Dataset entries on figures
┌────────

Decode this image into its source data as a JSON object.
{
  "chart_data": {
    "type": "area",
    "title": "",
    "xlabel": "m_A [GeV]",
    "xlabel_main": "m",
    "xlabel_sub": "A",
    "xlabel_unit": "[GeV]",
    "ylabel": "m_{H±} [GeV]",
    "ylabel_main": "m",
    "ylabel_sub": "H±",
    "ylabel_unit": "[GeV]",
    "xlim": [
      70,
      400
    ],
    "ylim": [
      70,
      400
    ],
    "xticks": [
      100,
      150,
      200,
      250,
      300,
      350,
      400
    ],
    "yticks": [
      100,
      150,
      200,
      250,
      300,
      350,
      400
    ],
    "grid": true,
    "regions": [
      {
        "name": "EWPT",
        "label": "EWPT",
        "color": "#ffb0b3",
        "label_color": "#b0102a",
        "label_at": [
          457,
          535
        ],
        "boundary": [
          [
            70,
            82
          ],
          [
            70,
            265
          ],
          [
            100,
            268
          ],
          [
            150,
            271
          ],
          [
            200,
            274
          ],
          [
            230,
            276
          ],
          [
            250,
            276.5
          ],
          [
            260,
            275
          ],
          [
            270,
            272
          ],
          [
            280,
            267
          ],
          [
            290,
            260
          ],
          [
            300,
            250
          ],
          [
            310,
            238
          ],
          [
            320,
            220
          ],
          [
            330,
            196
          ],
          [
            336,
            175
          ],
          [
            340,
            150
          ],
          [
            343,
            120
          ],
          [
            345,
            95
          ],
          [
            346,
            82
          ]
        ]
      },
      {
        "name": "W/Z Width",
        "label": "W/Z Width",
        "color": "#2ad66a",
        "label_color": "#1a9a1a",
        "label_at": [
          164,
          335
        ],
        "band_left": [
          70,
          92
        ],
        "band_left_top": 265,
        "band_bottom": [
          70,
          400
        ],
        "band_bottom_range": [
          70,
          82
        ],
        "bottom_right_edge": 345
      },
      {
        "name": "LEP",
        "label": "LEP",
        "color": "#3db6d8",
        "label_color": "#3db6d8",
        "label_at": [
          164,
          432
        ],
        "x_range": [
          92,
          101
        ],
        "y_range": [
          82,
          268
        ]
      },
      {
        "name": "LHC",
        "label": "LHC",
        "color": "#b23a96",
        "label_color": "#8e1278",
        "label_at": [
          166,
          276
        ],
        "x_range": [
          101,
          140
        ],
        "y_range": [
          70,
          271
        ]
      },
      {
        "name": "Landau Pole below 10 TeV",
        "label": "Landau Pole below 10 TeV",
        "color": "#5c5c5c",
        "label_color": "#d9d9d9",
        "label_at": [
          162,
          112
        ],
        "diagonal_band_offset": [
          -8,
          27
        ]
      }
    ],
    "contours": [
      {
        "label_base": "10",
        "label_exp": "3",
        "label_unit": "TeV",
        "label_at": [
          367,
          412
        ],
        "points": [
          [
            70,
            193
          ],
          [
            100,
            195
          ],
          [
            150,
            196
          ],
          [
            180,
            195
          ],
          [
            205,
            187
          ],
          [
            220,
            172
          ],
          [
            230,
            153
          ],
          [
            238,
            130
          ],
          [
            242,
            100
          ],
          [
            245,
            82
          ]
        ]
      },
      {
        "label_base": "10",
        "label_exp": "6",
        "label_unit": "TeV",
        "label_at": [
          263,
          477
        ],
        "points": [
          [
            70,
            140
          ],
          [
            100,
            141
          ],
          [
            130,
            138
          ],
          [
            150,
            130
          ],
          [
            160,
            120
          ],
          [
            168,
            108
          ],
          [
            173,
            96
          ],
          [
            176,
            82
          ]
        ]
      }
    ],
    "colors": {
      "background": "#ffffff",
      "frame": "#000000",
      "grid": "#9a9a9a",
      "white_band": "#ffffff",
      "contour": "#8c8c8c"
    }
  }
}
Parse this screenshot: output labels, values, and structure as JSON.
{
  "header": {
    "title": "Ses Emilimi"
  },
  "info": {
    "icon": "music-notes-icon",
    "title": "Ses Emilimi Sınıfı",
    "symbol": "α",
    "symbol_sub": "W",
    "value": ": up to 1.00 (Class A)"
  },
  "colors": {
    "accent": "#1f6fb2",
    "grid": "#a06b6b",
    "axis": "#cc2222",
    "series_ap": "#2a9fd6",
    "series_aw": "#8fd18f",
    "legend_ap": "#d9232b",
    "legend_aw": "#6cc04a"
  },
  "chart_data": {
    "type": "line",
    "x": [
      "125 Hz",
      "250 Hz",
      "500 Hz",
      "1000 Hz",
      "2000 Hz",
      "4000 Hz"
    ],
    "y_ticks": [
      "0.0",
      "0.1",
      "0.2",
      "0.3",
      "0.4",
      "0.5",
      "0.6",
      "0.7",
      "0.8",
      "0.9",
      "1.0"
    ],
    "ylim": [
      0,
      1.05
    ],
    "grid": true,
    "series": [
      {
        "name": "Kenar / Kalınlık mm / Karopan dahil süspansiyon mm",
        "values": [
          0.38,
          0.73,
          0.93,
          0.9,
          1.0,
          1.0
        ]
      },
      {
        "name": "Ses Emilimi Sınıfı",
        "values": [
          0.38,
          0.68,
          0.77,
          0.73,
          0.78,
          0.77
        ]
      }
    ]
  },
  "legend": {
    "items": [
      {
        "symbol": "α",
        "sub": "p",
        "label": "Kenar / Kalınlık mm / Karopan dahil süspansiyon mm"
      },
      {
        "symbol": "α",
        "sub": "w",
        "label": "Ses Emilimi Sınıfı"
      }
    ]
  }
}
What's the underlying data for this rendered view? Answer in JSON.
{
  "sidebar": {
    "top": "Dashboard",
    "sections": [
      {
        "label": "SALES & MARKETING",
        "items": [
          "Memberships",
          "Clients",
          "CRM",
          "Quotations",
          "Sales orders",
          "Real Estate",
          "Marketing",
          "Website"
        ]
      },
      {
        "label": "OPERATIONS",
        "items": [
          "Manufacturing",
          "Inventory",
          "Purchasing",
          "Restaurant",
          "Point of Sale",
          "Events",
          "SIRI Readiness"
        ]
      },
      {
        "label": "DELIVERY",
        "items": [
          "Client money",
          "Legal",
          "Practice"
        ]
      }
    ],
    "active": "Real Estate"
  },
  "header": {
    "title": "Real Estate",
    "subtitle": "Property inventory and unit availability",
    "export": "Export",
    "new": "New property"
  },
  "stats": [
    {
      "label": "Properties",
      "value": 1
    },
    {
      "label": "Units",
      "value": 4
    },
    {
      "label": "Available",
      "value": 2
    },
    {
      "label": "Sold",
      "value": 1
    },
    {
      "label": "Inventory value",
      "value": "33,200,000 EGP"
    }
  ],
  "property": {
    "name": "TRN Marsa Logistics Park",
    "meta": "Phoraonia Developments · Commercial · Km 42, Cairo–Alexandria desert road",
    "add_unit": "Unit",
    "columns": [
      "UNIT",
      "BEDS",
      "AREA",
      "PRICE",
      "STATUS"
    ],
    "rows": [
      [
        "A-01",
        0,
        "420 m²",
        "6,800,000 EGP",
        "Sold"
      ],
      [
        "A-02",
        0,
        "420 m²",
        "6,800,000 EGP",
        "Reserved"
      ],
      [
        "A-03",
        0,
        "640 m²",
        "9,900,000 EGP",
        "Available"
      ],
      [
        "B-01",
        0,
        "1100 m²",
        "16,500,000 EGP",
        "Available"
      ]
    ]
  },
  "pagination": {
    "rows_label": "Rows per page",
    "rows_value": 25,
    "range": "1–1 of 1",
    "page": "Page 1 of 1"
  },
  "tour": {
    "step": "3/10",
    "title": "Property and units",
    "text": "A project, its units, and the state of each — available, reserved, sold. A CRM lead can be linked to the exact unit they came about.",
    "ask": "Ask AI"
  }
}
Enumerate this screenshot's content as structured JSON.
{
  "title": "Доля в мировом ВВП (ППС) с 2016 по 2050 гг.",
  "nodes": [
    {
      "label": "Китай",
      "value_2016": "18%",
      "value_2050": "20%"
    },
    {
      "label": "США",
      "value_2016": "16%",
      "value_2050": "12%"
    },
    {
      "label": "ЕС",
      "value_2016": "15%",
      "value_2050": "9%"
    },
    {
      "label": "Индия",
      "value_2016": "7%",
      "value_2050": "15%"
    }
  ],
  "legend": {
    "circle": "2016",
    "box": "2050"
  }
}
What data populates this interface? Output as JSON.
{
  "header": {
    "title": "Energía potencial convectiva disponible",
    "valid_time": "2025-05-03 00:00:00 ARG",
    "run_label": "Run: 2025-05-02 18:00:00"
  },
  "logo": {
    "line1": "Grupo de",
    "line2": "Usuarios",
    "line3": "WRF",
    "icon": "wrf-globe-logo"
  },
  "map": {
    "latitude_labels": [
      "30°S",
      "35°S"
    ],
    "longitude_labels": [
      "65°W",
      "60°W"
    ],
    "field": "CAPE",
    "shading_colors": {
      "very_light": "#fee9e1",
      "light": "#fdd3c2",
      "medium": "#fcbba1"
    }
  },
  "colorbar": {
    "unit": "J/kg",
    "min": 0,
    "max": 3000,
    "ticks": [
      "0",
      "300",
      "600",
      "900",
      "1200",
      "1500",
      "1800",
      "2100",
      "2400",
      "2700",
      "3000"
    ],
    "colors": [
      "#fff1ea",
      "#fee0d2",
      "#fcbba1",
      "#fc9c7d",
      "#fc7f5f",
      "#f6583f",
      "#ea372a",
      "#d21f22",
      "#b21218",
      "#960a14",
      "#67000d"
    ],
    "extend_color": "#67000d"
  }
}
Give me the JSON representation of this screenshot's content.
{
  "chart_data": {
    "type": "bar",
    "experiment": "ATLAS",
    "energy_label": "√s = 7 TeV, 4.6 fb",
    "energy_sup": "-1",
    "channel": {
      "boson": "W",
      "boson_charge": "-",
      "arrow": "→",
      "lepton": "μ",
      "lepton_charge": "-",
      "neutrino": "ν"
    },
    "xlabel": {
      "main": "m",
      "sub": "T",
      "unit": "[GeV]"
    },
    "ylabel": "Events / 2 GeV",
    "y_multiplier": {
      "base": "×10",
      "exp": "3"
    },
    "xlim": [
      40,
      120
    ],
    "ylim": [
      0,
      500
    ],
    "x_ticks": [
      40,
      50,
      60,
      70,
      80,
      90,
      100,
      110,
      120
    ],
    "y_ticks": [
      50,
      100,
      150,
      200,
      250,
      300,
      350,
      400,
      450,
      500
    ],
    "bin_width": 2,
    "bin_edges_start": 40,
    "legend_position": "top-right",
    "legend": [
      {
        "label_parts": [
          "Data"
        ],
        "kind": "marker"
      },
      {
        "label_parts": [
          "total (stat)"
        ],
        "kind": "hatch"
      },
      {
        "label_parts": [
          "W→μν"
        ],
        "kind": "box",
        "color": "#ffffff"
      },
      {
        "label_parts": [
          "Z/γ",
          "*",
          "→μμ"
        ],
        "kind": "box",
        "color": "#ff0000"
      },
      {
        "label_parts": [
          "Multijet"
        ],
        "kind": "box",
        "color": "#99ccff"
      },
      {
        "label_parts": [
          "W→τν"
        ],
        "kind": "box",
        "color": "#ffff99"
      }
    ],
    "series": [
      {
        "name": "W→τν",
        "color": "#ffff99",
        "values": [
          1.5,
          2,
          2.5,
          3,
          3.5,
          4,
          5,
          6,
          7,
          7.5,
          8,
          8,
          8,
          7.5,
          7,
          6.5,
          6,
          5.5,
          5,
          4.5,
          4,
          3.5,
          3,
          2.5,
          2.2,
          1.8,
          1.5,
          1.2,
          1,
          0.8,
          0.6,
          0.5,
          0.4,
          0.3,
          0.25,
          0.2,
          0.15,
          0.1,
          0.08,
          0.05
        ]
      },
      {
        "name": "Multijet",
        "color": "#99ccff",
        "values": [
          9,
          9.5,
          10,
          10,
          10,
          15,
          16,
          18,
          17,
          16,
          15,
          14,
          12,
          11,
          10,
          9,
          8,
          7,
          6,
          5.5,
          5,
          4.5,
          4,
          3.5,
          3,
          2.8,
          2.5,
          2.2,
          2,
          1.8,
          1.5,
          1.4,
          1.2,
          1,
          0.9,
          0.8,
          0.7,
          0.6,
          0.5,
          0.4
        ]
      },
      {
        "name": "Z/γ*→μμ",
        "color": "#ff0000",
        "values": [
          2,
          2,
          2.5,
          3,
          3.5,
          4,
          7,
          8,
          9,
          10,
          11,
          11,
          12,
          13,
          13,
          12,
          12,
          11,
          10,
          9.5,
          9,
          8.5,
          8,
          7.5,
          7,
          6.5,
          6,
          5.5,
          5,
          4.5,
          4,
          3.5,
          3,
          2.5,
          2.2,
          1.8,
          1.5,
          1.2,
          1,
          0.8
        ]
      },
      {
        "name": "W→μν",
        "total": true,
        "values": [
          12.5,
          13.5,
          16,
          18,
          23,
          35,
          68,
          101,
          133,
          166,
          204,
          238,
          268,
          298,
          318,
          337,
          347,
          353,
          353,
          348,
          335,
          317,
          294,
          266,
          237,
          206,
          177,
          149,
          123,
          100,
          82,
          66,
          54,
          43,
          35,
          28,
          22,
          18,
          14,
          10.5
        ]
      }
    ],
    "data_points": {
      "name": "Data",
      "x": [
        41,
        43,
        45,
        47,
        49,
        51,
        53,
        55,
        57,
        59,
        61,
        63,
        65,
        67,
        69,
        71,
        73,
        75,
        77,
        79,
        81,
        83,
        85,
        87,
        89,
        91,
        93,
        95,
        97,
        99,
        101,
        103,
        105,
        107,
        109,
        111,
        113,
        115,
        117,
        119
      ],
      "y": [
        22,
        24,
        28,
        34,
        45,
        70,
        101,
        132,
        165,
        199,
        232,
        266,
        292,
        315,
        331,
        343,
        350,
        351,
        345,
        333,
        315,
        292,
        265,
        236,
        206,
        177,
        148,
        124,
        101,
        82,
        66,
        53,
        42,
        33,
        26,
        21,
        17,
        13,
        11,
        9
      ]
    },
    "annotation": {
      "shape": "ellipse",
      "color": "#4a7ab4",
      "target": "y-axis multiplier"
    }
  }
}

└────────

- _Exercise aim_
Find and copy every line in the entries above where the string "dahil" occurs.

- _Finished exercise_
        "name": "Kenar / Kalınlık mm / Karopan dahil süspansiyon mm",
        "label": "Kenar / Kalınlık mm / Karopan dahil süspansiyon mm"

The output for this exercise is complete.